■ **What you need to do**
Report, word for word, every line of the material that contains "page".

■ **Material shown**
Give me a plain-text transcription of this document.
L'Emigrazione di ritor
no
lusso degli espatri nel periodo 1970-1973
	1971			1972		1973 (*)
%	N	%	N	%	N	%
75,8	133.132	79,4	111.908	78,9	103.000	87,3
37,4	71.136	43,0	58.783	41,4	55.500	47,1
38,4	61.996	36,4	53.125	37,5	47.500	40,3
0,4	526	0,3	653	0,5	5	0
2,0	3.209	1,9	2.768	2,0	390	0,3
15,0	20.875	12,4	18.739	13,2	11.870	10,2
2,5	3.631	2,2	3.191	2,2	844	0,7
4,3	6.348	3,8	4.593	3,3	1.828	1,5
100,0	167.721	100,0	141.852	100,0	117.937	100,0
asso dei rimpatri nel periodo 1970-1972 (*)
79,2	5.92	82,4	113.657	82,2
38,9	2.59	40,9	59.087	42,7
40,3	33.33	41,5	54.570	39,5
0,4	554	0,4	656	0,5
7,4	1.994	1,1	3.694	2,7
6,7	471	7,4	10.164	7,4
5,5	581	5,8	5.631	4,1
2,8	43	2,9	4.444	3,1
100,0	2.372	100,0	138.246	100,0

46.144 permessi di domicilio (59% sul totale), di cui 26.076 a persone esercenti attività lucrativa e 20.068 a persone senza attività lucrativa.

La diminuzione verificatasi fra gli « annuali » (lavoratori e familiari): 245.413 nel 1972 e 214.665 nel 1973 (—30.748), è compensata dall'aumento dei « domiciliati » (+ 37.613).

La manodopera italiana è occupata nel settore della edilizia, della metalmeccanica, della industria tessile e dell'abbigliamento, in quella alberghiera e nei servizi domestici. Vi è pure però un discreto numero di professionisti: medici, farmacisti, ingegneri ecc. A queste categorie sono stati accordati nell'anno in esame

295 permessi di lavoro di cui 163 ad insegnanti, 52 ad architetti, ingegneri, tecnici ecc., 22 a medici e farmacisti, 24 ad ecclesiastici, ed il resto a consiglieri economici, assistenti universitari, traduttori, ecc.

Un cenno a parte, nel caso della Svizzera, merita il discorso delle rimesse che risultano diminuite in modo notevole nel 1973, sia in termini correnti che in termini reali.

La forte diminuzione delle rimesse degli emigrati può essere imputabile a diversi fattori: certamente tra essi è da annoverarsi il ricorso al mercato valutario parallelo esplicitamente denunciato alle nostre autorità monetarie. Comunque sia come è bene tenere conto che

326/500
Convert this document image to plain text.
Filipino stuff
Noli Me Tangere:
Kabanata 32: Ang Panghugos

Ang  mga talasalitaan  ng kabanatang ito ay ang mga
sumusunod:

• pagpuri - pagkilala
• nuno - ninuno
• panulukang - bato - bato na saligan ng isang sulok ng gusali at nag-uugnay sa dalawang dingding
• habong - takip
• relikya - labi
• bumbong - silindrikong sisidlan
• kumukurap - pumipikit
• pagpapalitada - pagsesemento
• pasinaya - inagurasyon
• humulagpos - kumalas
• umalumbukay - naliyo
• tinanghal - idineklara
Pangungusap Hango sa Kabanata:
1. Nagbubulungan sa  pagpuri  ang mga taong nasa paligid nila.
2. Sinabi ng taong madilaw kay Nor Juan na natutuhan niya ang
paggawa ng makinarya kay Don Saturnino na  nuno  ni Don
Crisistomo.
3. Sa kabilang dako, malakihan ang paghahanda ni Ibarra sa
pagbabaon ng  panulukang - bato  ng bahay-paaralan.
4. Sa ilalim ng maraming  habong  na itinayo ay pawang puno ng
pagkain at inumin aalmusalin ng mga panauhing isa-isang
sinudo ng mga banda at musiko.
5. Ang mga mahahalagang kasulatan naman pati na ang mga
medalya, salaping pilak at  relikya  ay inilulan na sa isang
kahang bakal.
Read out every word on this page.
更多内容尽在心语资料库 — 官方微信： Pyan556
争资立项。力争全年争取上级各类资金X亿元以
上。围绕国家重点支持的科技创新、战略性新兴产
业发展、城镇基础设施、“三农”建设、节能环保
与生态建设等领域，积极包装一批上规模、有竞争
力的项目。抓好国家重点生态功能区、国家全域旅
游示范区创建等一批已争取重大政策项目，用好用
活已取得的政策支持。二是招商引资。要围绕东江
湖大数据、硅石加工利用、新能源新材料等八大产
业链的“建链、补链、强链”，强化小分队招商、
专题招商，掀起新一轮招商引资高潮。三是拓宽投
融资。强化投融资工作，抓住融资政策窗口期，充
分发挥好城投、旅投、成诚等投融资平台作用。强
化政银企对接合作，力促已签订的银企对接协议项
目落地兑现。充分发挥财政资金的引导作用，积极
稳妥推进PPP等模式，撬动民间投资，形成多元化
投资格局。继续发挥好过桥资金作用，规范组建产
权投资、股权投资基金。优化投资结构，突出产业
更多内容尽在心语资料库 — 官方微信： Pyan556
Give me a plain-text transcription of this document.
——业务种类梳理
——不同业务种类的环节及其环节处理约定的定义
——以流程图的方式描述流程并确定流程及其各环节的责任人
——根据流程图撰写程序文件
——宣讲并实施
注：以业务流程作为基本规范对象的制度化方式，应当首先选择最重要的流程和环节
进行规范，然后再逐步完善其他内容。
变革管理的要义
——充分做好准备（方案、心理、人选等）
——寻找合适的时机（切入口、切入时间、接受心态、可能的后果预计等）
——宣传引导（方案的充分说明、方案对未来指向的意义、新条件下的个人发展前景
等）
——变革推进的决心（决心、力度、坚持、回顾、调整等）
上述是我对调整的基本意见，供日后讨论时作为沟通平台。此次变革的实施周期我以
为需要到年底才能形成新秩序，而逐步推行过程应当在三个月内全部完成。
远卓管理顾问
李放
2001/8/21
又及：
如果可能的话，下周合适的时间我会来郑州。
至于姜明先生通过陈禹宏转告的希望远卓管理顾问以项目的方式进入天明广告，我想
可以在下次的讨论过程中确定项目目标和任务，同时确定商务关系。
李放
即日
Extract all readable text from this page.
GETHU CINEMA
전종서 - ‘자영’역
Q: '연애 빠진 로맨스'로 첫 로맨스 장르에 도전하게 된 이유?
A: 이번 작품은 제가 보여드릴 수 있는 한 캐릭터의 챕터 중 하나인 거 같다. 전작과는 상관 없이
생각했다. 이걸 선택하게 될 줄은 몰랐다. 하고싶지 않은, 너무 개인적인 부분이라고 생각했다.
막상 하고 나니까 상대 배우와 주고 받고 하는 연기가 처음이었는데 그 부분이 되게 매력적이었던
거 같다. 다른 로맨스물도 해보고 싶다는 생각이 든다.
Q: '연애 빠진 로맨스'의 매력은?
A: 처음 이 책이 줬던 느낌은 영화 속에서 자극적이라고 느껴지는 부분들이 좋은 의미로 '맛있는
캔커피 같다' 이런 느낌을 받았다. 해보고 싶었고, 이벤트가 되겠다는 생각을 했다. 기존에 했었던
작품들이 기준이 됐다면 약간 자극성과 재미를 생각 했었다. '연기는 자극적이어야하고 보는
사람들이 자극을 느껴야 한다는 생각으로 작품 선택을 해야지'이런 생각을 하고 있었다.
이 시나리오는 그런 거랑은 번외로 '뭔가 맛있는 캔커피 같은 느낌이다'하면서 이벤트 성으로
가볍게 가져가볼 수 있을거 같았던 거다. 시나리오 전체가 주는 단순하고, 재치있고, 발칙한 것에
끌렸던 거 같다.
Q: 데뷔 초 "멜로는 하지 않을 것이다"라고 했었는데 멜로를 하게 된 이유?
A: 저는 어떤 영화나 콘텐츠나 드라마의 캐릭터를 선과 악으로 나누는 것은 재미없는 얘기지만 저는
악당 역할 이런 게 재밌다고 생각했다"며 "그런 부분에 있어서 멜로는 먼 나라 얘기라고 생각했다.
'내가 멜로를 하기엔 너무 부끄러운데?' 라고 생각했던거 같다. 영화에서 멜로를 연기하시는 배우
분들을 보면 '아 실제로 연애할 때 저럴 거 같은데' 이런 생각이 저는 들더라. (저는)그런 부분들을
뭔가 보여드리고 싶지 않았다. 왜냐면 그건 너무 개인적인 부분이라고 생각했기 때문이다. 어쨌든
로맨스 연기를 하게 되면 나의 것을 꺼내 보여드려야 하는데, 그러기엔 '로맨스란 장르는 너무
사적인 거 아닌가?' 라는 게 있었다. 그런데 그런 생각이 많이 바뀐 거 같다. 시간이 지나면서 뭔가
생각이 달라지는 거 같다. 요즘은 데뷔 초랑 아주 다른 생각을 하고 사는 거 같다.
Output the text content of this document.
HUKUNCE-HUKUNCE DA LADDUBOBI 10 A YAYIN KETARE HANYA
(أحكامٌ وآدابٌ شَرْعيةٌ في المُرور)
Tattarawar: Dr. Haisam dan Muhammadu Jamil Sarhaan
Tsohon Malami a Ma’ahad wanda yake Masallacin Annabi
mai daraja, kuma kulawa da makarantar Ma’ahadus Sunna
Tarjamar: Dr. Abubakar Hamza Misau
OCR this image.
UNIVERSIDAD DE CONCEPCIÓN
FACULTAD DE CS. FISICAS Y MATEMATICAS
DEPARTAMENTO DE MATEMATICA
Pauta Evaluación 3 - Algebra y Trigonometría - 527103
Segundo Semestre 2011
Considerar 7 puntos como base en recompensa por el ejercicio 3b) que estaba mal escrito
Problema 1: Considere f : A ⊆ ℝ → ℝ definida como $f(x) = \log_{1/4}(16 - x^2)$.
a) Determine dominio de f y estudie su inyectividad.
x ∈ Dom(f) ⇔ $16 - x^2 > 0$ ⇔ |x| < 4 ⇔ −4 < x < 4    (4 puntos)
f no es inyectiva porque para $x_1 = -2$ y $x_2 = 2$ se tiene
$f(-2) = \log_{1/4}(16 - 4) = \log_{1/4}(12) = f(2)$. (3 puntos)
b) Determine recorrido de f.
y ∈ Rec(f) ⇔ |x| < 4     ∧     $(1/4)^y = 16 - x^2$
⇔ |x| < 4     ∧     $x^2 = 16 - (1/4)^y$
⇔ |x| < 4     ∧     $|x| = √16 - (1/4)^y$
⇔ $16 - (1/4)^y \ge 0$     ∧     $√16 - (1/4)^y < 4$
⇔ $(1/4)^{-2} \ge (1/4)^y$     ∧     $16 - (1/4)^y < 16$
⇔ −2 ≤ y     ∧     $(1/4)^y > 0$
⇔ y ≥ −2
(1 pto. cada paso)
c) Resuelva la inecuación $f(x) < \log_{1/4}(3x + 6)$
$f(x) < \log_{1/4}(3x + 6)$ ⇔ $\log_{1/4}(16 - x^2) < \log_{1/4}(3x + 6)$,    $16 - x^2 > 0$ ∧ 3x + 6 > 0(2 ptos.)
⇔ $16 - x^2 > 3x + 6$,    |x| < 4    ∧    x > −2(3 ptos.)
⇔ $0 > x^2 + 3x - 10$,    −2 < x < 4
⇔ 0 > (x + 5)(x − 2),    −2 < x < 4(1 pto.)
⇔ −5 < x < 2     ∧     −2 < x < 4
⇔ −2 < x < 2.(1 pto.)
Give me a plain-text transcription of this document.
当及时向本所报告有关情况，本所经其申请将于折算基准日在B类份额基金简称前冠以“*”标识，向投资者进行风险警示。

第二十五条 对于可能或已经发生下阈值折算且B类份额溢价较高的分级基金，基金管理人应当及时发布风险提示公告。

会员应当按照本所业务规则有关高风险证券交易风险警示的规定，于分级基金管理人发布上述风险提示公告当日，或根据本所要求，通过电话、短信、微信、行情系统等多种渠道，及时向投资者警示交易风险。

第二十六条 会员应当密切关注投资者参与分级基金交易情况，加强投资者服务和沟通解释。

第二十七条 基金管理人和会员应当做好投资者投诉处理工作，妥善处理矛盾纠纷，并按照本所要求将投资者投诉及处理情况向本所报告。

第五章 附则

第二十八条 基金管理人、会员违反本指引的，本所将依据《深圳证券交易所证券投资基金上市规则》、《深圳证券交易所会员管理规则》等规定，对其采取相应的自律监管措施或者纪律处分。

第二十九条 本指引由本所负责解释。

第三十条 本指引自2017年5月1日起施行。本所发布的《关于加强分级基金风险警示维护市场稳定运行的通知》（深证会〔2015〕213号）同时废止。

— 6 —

■ **Exercise result**
Read out every word on this page.
Extract all readable text from this page.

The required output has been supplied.